Instructions to follow.
The data must be returned in full and exactly as given.

Task inputs.
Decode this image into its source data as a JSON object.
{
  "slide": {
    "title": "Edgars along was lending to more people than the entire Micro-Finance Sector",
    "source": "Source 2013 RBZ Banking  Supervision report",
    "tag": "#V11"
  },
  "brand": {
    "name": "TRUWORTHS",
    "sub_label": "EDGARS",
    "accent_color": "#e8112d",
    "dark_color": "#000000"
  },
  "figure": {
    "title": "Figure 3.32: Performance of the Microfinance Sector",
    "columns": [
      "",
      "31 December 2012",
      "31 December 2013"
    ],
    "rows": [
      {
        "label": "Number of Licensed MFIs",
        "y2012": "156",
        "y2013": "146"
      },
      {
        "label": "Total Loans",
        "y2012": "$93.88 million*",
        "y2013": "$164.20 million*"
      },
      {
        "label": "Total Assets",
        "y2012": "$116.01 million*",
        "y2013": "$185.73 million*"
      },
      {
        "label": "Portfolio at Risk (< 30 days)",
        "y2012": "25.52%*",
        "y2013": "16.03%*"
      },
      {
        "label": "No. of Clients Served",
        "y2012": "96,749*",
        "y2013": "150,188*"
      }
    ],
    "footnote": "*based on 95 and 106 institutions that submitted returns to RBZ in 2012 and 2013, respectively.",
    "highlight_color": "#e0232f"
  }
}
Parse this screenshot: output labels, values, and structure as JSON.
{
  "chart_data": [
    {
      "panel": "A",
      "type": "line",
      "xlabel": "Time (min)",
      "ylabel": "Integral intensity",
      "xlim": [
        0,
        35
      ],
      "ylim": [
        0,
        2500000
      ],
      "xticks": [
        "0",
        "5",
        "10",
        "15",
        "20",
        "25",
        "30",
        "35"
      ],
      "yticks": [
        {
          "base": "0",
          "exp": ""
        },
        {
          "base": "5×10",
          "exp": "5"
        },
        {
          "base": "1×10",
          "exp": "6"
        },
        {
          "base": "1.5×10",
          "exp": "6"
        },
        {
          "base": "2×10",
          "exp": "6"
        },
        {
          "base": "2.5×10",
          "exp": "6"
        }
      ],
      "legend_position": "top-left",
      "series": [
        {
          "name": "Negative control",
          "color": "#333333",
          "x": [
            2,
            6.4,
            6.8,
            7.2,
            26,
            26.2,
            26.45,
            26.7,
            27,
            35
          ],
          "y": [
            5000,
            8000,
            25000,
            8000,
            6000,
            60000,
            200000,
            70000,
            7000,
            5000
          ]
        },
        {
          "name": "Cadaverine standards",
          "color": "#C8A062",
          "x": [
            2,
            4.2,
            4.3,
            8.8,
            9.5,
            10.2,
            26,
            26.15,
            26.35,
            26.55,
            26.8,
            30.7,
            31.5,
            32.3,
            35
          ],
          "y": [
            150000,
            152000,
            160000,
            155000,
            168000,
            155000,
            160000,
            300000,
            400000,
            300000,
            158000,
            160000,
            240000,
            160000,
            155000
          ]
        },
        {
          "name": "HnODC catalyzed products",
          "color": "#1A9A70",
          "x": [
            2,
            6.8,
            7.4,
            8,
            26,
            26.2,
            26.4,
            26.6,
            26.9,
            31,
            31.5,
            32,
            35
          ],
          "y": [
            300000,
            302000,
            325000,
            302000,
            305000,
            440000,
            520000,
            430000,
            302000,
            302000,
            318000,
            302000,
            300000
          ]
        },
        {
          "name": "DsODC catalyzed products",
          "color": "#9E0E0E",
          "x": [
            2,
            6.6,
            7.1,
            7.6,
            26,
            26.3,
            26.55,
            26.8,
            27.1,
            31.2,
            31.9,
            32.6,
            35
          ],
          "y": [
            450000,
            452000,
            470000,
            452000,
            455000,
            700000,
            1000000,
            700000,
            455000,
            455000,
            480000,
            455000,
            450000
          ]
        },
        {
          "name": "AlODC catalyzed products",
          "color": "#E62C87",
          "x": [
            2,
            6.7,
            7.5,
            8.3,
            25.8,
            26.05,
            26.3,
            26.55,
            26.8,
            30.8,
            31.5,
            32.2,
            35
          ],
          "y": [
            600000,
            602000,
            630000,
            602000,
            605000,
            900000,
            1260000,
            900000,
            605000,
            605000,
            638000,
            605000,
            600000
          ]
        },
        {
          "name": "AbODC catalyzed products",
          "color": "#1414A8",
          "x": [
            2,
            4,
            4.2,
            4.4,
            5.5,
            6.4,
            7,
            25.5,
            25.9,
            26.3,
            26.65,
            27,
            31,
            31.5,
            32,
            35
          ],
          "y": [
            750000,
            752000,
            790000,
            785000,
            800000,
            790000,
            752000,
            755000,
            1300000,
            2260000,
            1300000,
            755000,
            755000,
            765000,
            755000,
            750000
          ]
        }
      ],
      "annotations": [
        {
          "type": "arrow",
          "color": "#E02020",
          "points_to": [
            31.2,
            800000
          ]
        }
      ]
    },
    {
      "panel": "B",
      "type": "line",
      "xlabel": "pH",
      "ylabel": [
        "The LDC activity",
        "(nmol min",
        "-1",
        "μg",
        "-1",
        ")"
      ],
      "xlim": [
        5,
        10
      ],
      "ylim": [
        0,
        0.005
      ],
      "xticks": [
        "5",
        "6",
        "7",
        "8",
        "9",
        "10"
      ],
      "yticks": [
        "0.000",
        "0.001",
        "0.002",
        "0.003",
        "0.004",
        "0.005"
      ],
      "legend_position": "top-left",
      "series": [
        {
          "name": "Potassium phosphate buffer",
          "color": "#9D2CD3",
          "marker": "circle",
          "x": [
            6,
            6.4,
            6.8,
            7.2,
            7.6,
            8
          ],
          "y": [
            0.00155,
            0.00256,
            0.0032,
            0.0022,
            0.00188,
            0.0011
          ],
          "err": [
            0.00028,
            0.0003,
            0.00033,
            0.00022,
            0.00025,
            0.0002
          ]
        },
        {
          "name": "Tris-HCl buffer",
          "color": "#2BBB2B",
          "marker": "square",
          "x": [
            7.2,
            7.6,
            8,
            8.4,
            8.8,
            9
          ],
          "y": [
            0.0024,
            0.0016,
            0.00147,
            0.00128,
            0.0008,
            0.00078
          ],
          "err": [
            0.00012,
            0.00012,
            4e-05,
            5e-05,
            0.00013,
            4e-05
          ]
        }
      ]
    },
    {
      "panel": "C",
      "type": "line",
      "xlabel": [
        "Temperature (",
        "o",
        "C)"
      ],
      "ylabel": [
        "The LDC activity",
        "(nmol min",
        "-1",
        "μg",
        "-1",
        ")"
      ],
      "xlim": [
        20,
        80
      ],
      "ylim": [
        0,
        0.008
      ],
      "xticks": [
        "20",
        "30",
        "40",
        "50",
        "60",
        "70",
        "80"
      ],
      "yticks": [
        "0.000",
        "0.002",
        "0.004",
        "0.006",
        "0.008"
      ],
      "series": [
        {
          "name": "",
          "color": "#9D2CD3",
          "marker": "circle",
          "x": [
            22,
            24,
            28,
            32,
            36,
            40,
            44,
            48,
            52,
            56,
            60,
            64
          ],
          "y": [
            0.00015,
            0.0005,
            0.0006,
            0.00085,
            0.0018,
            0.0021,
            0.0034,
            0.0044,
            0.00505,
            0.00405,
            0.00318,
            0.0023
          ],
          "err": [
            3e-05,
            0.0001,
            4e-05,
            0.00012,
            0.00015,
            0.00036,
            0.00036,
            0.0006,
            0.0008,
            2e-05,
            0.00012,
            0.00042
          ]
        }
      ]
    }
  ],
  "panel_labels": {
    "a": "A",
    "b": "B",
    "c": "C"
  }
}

Complete output.
Decode this image into its source data as a JSON object.
{
  "slide": {
    "title": "Edgars along was lending to more people than the entire Micro-Finance Sector",
    "source": "Source 2013 RBZ Banking  Supervision report",
    "tag": "#V11"
  },
  "brand": {
    "name": "TRUWORTHS",
    "sub_label": "EDGARS",
    "accent_color": "#e8112d",
    "dark_color": "#000000"
  },
  "figure": {
    "title": "Figure 3.32: Performance of the Microfinance Sector",
    "columns": [
      "",
      "31 December 2012",
      "31 December 2013"
    ],
    "rows": [
      {
        "label": "Number of Licensed MFIs",
        "y2012": "156",
        "y2013": "146"
      },
      {
        "label": "Total Loans",
        "y2012": "$93.88 million*",
        "y2013": "$164.20 million*"
      },
      {
        "label": "Total Assets",
        "y2012": "$116.01 million*",
        "y2013": "$185.73 million*"
      },
      {
        "label": "Portfolio at Risk (< 30 days)",
        "y2012": "25.52%*",
        "y2013": "16.03%*"
      },
      {
        "label": "No. of Clients Served",
        "y2012": "96,749*",
        "y2013": "150,188*"
      }
    ],
    "footnote": "*based on 95 and 106 institutions that submitted returns to RBZ in 2012 and 2013, respectively.",
    "highlight_color": "#e0232f"
  }
}
Parse this screenshot: output labels, values, and structure as JSON.
{
  "chart_data": [
    {
      "panel": "A",
      "type": "line",
      "xlabel": "Time (min)",
      "ylabel": "Integral intensity",
      "xlim": [
        0,
        35
      ],
      "ylim": [
        0,
        2500000
      ],
      "xticks": [
        "0",
        "5",
        "10",
        "15",
        "20",
        "25",
        "30",
        "35"
      ],
      "yticks": [
        {
          "base": "0",
          "exp": ""
        },
        {
          "base": "5×10",
          "exp": "5"
        },
        {
          "base": "1×10",
          "exp": "6"
        },
        {
          "base": "1.5×10",
          "exp": "6"
        },
        {
          "base": "2×10",
          "exp": "6"
        },
        {
          "base": "2.5×10",
          "exp": "6"
        }
      ],
      "legend_position": "top-left",
      "series": [
        {
          "name": "Negative control",
          "color": "#333333",
          "x": [
            2,
            6.4,
            6.8,
            7.2,
            26,
            26.2,
            26.45,
            26.7,
            27,
            35
          ],
          "y": [
            5000,
            8000,
            25000,
            8000,
            6000,
            60000,
            200000,
            70000,
            7000,
            5000
          ]
        },
        {
          "name": "Cadaverine standards",
          "color": "#C8A062",
          "x": [
            2,
            4.2,
            4.3,
            8.8,
            9.5,
            10.2,
            26,
            26.15,
            26.35,
            26.55,
            26.8,
            30.7,
            31.5,
            32.3,
            35
          ],
          "y": [
            150000,
            152000,
            160000,
            155000,
            168000,
            155000,
            160000,
            300000,
            400000,
            300000,
            158000,
            160000,
            240000,
            160000,
            155000
          ]
        },
        {
          "name": "HnODC catalyzed products",
          "color": "#1A9A70",
          "x": [
            2,
            6.8,
            7.4,
            8,
            26,
            26.2,
            26.4,
            26.6,
            26.9,
            31,
            31.5,
            32,
            35
          ],
          "y": [
            300000,
            302000,
            325000,
            302000,
            305000,
            440000,
            520000,
            430000,
            302000,
            302000,
            318000,
            302000,
            300000
          ]
        },
        {
          "name": "DsODC catalyzed products",
          "color": "#9E0E0E",
          "x": [
            2,
            6.6,
            7.1,
            7.6,
            26,
            26.3,
            26.55,
            26.8,
            27.1,
            31.2,
            31.9,
            32.6,
            35
          ],
          "y": [
            450000,
            452000,
            470000,
            452000,
            455000,
            700000,
            1000000,
            700000,
            455000,
            455000,
            480000,
            455000,
            450000
          ]
        },
        {
          "name": "AlODC catalyzed products",
          "color": "#E62C87",
          "x": [
            2,
            6.7,
            7.5,
            8.3,
            25.8,
            26.05,
            26.3,
            26.55,
            26.8,
            30.8,
            31.5,
            32.2,
            35
          ],
          "y": [
            600000,
            602000,
            630000,
            602000,
            605000,
            900000,
            1260000,
            900000,
            605000,
            605000,
            638000,
            605000,
            600000
          ]
        },
        {
          "name": "AbODC catalyzed products",
          "color": "#1414A8",
          "x": [
            2,
            4,
            4.2,
            4.4,
            5.5,
            6.4,
            7,
            25.5,
            25.9,
            26.3,
            26.65,
            27,
            31,
            31.5,
            32,
            35
          ],
          "y": [
            750000,
            752000,
            790000,
            785000,
            800000,
            790000,
            752000,
            755000,
            1300000,
            2260000,
            1300000,
            755000,
            755000,
            765000,
            755000,
            750000
          ]
        }
      ],
      "annotations": [
        {
          "type": "arrow",
          "color": "#E02020",
          "points_to": [
            31.2,
            800000
          ]
        }
      ]
    },
    {
      "panel": "B",
      "type": "line",
      "xlabel": "pH",
      "ylabel": [
        "The LDC activity",
        "(nmol min",
        "-1",
        "μg",
        "-1",
        ")"
      ],
      "xlim": [
        5,
        10
      ],
      "ylim": [
        0,
        0.005
      ],
      "xticks": [
        "5",
        "6",
        "7",
        "8",
        "9",
        "10"
      ],
      "yticks": [
        "0.000",
        "0.001",
        "0.002",
        "0.003",
        "0.004",
        "0.005"
      ],
      "legend_position": "top-left",
      "series": [
        {
          "name": "Potassium phosphate buffer",
          "color": "#9D2CD3",
          "marker": "circle",
          "x": [
            6,
            6.4,
            6.8,
            7.2,
            7.6,
            8
          ],
          "y": [
            0.00155,
            0.00256,
            0.0032,
            0.0022,
            0.00188,
            0.0011
          ],
          "err": [
            0.00028,
            0.0003,
            0.00033,
            0.00022,
            0.00025,
            0.0002
          ]
        },
        {
          "name": "Tris-HCl buffer",
          "color": "#2BBB2B",
          "marker": "square",
          "x": [
            7.2,
            7.6,
            8,
            8.4,
            8.8,
            9
          ],
          "y": [
            0.0024,
            0.0016,
            0.00147,
            0.00128,
            0.0008,
            0.00078
          ],
          "err": [
            0.00012,
            0.00012,
            4e-05,
            5e-05,
            0.00013,
            4e-05
          ]
        }
      ]
    },
    {
      "panel": "C",
      "type": "line",
      "xlabel": [
        "Temperature (",
        "o",
        "C)"
      ],
      "ylabel": [
        "The LDC activity",
        "(nmol min",
        "-1",
        "μg",
        "-1",
        ")"
      ],
      "xlim": [
        20,
        80
      ],
      "ylim": [
        0,
        0.008
      ],
      "xticks": [
        "20",
        "30",
        "40",
        "50",
        "60",
        "70",
        "80"
      ],
      "yticks": [
        "0.000",
        "0.002",
        "0.004",
        "0.006",
        "0.008"
      ],
      "series": [
        {
          "name": "",
          "color": "#9D2CD3",
          "marker": "circle",
          "x": [
            22,
            24,
            28,
            32,
            36,
            40,
            44,
            48,
            52,
            56,
            60,
            64
          ],
          "y": [
            0.00015,
            0.0005,
            0.0006,
            0.00085,
            0.0018,
            0.0021,
            0.0034,
            0.0044,
            0.00505,
            0.00405,
            0.00318,
            0.0023
          ],
          "err": [
            3e-05,
            0.0001,
            4e-05,
            0.00012,
            0.00015,
            0.00036,
            0.00036,
            0.0006,
            0.0008,
            2e-05,
            0.00012,
            0.00042
          ]
        }
      ]
    }
  ],
  "panel_labels": {
    "a": "A",
    "b": "B",
    "c": "C"
  }
}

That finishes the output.